» Petunjuk Tugas:
- 1) Tuliskan kembali bagian teks tentang pekerja perempuan dari "Undang-undang Ketenagakerjaan nomor" sampai "baik daripada laki-laki." tanpa mengubah apa pun.
- 2) Dalam teks tentang pekerja perempuan, kalimat terakhir menyebutkan cara perempuan masih diperlakukan. Daftarkan semuanya.
- 3) Menurut teks tentang pekerja perempuan, untuk tujuan apa Undang-undang Ketenagakerjaan Nomor 13 Tahun 2003 menjamin kesamaan kesempatan serta perlakuan tanpa diskriminasi atas dasar apa pun?

» Kutipan Dokumen:
━━━━━━━━━━

"Apakah
dengan banyaknya perempuan yang sudah bekerja di berbagai bidang, dan
adanya Undang-Undang Tenaga Kerja Nomor 13 tahun 2003 yang memberikan
perlindungan terhadap tenaga kerja, sudah menjamin terpenuhinya hak-hak
dasar dan tidak ada diskriminasi terhadap pekerja perempuan? BELUM!" (Rani Ratnaningdyah, SH. Kepala Bidang Pemberdayaan Perempuan,
Badan Pemberdayaan Perempuan Perlindungan Anak dan Keluarga Berencana
(BP3AKB) Provinsi Jawa Tengah)
Paradigma
kesetaraan gender, sebenarnya telah menempatkan perempuan untuk
memiliki kedudukan dan peran yang tidak kalah dengan laki-taki. Saat ini
banyak perempuan yang memiliki pekerjaan baik di sektor formal maupun
informal. Pekerjaan yang dulu hanya dipegang oleh laki-laki sekarang
sudah
banyak dilakukan Perempuan.
Undang-undang Ketenagakerjaan nomor 13 tahun 2003 yang memberikan
perlindungan terhadap tenaga kerja, menjamin hak-hak dasar pekerja, dan
menjamin kesamaan kesempatan serta perlakuan tanpa diskriminasi atas
dasar apapun untuk mewujudkan kesejahteraan pekerja/buruh dan
keluarganya, dengan tetap memperhatikan perkembangan kemajuan dunia
usaha.
Namun sayangnya, perempuan masih saja tersingkirkan dan dianggap remeh,
serta dipandang tidak lebih baik daripada laki-laki.

━━━━━━━━━━

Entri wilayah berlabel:
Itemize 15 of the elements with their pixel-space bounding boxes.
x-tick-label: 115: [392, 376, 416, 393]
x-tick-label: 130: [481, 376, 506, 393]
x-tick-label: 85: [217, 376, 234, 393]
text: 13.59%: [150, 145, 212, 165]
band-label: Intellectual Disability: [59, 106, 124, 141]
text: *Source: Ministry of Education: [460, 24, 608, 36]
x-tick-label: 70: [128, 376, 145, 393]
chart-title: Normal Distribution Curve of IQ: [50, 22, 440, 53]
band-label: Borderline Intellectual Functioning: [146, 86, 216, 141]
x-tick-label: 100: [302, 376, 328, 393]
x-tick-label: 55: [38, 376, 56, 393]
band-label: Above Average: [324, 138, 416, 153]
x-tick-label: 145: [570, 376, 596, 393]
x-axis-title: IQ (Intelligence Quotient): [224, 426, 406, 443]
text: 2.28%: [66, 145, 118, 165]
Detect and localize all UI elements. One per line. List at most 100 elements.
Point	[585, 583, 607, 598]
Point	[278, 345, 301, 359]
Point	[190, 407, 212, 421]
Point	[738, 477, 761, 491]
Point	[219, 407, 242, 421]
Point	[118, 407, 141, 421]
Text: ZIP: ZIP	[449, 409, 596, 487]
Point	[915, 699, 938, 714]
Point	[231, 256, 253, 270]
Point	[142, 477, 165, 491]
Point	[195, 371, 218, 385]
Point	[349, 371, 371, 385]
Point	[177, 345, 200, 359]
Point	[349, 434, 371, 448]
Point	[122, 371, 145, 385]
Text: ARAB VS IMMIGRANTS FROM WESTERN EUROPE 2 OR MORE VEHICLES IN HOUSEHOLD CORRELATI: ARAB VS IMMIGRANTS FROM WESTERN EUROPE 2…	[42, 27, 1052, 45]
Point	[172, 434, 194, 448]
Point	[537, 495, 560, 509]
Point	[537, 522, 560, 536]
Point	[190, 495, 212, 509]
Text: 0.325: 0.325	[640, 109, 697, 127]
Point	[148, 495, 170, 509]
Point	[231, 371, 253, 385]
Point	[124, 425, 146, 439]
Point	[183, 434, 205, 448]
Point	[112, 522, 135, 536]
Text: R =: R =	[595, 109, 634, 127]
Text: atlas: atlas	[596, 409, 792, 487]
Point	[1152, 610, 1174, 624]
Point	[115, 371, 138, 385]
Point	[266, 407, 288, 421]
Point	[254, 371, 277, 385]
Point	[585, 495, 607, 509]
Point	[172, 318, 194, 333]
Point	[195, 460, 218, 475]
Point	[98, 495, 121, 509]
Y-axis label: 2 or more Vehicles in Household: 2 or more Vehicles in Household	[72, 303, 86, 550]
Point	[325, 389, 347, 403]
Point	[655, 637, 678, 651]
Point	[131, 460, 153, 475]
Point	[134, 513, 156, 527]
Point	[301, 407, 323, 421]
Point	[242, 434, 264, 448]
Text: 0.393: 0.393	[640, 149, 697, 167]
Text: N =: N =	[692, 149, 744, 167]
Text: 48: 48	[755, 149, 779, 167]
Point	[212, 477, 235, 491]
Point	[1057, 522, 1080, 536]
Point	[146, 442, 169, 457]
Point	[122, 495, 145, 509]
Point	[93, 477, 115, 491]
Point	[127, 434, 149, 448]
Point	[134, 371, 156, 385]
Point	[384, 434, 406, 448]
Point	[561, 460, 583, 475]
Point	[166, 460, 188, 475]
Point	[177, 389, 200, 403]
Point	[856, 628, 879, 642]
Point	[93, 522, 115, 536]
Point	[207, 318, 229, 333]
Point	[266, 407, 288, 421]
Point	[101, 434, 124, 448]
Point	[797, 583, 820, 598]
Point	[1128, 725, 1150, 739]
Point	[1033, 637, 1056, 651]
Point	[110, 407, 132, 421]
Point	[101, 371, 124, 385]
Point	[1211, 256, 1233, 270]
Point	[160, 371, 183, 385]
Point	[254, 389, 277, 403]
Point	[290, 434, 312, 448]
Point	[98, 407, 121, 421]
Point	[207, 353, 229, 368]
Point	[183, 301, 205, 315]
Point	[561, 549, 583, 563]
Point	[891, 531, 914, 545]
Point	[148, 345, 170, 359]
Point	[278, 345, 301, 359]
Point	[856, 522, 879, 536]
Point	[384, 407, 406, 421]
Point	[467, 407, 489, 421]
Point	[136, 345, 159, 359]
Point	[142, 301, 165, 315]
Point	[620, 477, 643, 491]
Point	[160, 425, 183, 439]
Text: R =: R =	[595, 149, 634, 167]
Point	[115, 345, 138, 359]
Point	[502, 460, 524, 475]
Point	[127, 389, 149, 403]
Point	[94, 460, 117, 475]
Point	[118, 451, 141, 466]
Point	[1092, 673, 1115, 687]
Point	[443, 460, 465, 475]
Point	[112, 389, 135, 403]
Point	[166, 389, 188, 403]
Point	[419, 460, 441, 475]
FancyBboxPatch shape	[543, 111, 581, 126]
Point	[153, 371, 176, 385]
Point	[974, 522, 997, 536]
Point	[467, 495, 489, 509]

━━━━━━━━━━

» Hasil Latihan:
- 1)
Undang-undang Ketenagakerjaan nomor 13 tahun 2003 yang memberikan
perlindungan terhadap tenaga kerja, menjamin hak-hak dasar pekerja, dan
menjamin kesamaan kesempatan serta perlakuan tanpa diskriminasi atas
dasar apapun untuk mewujudkan kesejahteraan pekerja/buruh dan
keluarganya, dengan tetap memperhatikan perkembangan kemajuan dunia
usaha.
Namun sayangnya, perempuan masih saja tersingkirkan dan dianggap remeh,
serta dipandang tidak lebih baik daripada laki-laki.

- 2)
- Tersingkirkan
- Dianggap remeh
- Dipandang tidak lebih baik daripada laki-laki

- 3) Jaminan itu bertujuan mewujudkan kesejahteraan pekerja/buruh dan keluarganya. Tujuan tersebut dicapai dengan tetap memperhatikan perkembangan kemajuan dunia usaha.